_EXERCISE DESCRIPTION_
Copy out every one of the lines below word for word, leaving out the pictures.

_Visual layout annotation data_
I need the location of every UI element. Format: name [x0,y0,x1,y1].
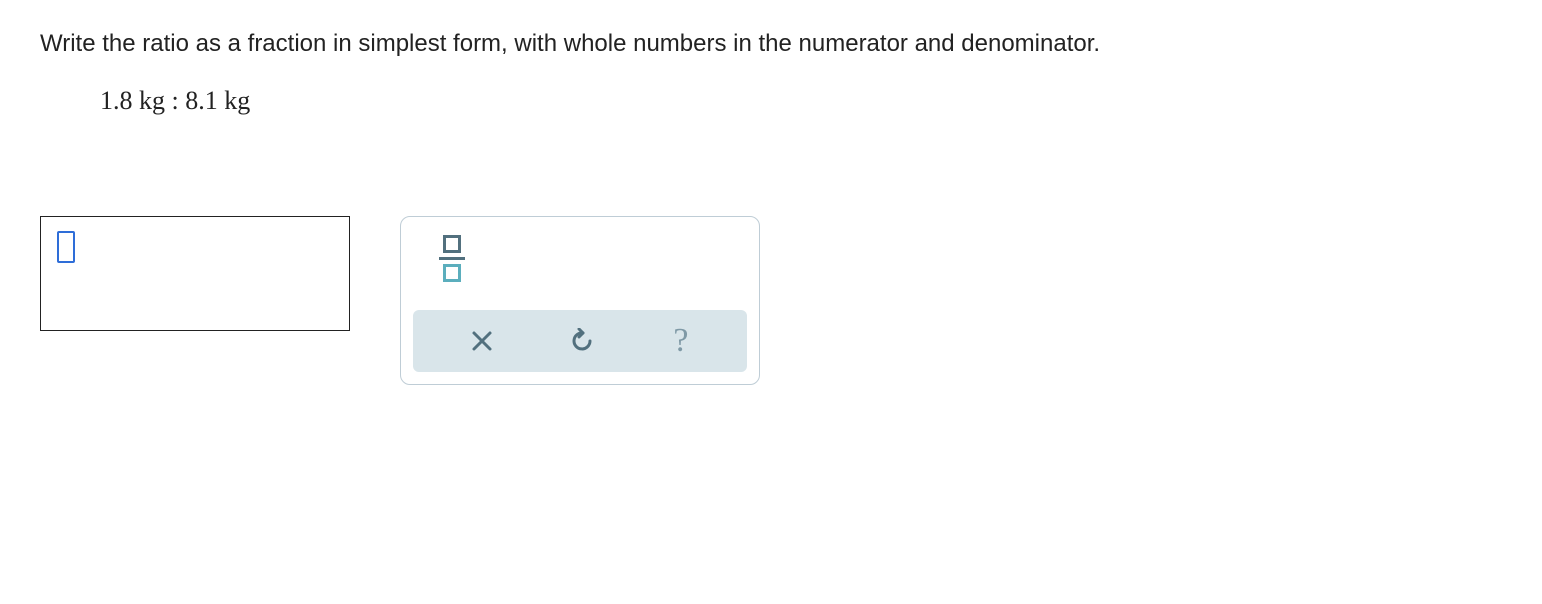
answer-input-placeholder[interactable] [57,231,75,263]
fraction-bar-icon [439,257,465,260]
question-prompt: Write the ratio as a fraction in simples… [40,30,1502,58]
fraction-button[interactable] [437,233,467,284]
clear-button[interactable] [471,330,493,352]
question-mark-icon: ? [673,324,688,358]
toolbox: ? [400,216,760,385]
undo-button[interactable] [570,328,596,354]
toolbox-row-actions: ? [413,310,747,372]
toolbox-row-tools [413,227,747,298]
answer-row: ? [40,216,1502,385]
answer-box[interactable] [40,216,350,331]
undo-icon [570,328,596,354]
fraction-denominator-icon [443,264,461,282]
close-icon [471,330,493,352]
help-button[interactable]: ? [673,324,688,358]
fraction-numerator-icon [443,235,461,253]
question-ratio: 1.8 kg : 8.1 kg [100,86,1502,116]
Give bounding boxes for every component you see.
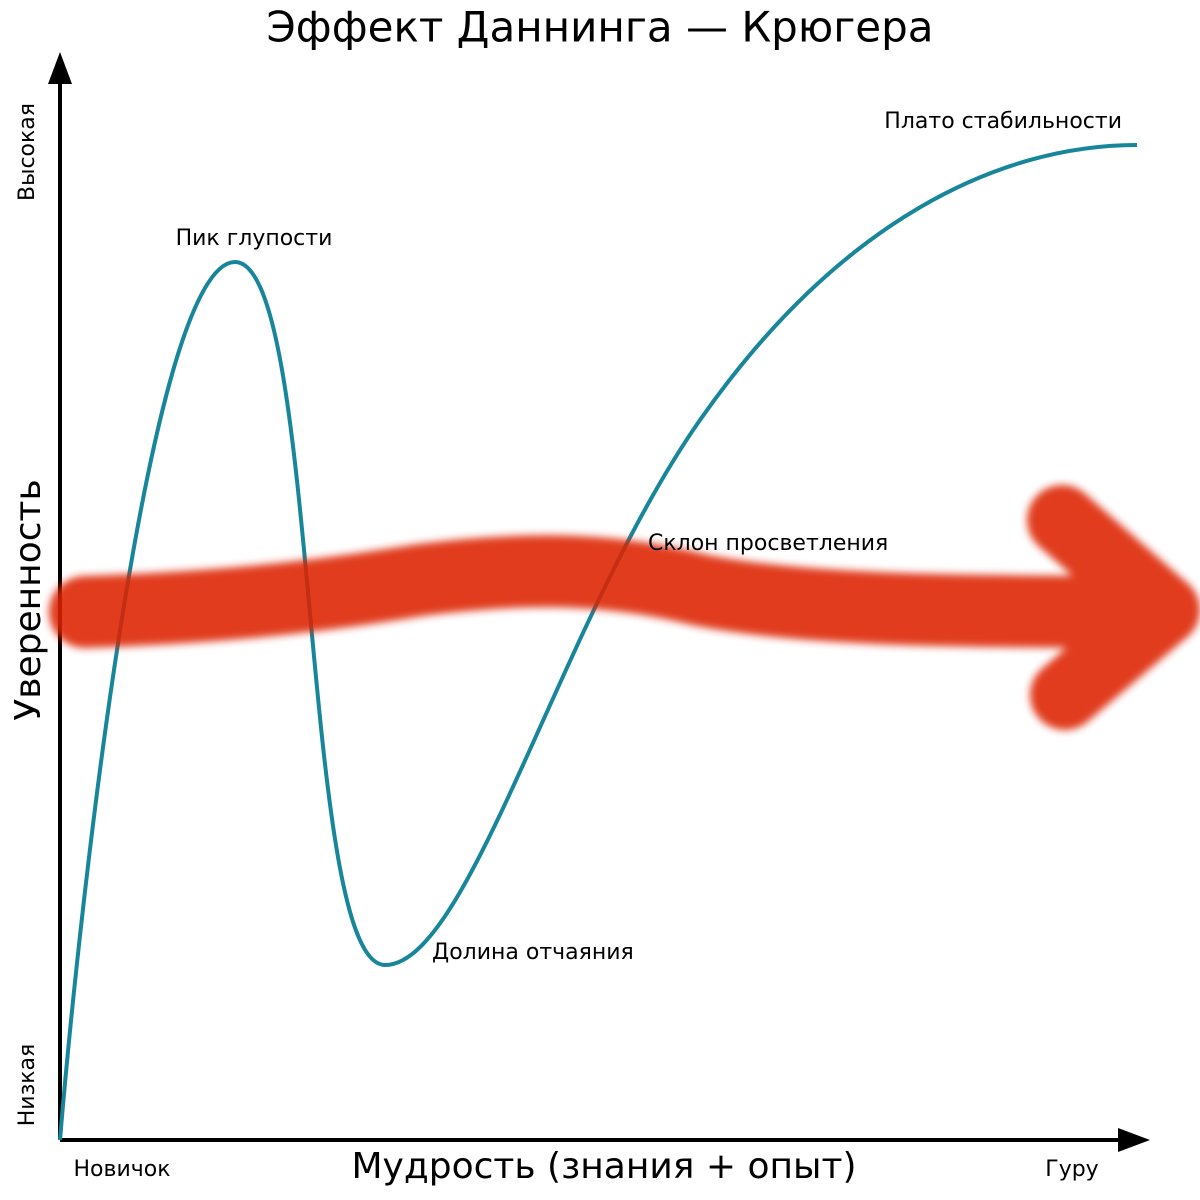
annotation-peak: Пик глупости [176, 226, 333, 251]
confidence-curve [58, 143, 1138, 1141]
x-axis-arrow [1118, 1128, 1150, 1152]
x-end-label: Гуру [1045, 1157, 1098, 1182]
annotation-slope: Склон просветления [648, 531, 888, 556]
arrow-shaft [49, 535, 1196, 648]
red-arrow [49, 485, 1200, 730]
y-axis-arrow [48, 52, 72, 84]
title: Эффект Даннинга — Крюгера [266, 3, 933, 52]
y-low-label: Низкая [15, 1044, 40, 1127]
y-axis-label: Уверенность [8, 479, 49, 720]
arrow-head [1027, 485, 1200, 730]
y-high-label: Высокая [15, 103, 40, 201]
x-axis-label: Мудрость (знания + опыт) [352, 1146, 857, 1187]
annotation-plateau: Плато стабильности [884, 109, 1122, 134]
annotation-valley: Долина отчаяния [432, 940, 634, 965]
x-start-label: Новичок [73, 1157, 170, 1182]
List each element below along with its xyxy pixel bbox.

_ANSWER TO THIS PROBLEM_
I need the location of every UI element. Format: name [x0,y0,x1,y1].
answer-input-placeholder[interactable] [57,231,75,263]
fraction-bar-icon [439,257,465,260]
question-prompt: Write the ratio as a fraction in simples… [40,30,1502,58]
fraction-button[interactable] [437,233,467,284]
clear-button[interactable] [471,330,493,352]
question-mark-icon: ? [673,324,688,358]
toolbox: ? [400,216,760,385]
undo-button[interactable] [570,328,596,354]
toolbox-row-actions: ? [413,310,747,372]
toolbox-row-tools [413,227,747,298]
answer-row: ? [40,216,1502,385]
answer-box[interactable] [40,216,350,331]
undo-icon [570,328,596,354]
fraction-denominator-icon [443,264,461,282]
close-icon [471,330,493,352]
help-button[interactable]: ? [673,324,688,358]
fraction-numerator-icon [443,235,461,253]
question-ratio: 1.8 kg : 8.1 kg [100,86,1502,116]
Give bounding boxes for every component you see.
annotation-peak: Пик глупости [176, 226, 333, 251]
confidence-curve [58, 143, 1138, 1141]
x-axis-arrow [1118, 1128, 1150, 1152]
x-end-label: Гуру [1045, 1157, 1098, 1182]
annotation-slope: Склон просветления [648, 531, 888, 556]
arrow-shaft [49, 535, 1196, 648]
red-arrow [49, 485, 1200, 730]
y-axis-arrow [48, 52, 72, 84]
title: Эффект Даннинга — Крюгера [266, 3, 933, 52]
y-low-label: Низкая [15, 1044, 40, 1127]
y-axis-label: Уверенность [8, 479, 49, 720]
arrow-head [1027, 485, 1200, 730]
y-high-label: Высокая [15, 103, 40, 201]
x-axis-label: Мудрость (знания + опыт) [352, 1146, 857, 1187]
annotation-plateau: Плато стабильности [884, 109, 1122, 134]
annotation-valley: Долина отчаяния [432, 940, 634, 965]
x-start-label: Новичок [73, 1157, 170, 1182]
List each element below along with its xyxy pixel bbox.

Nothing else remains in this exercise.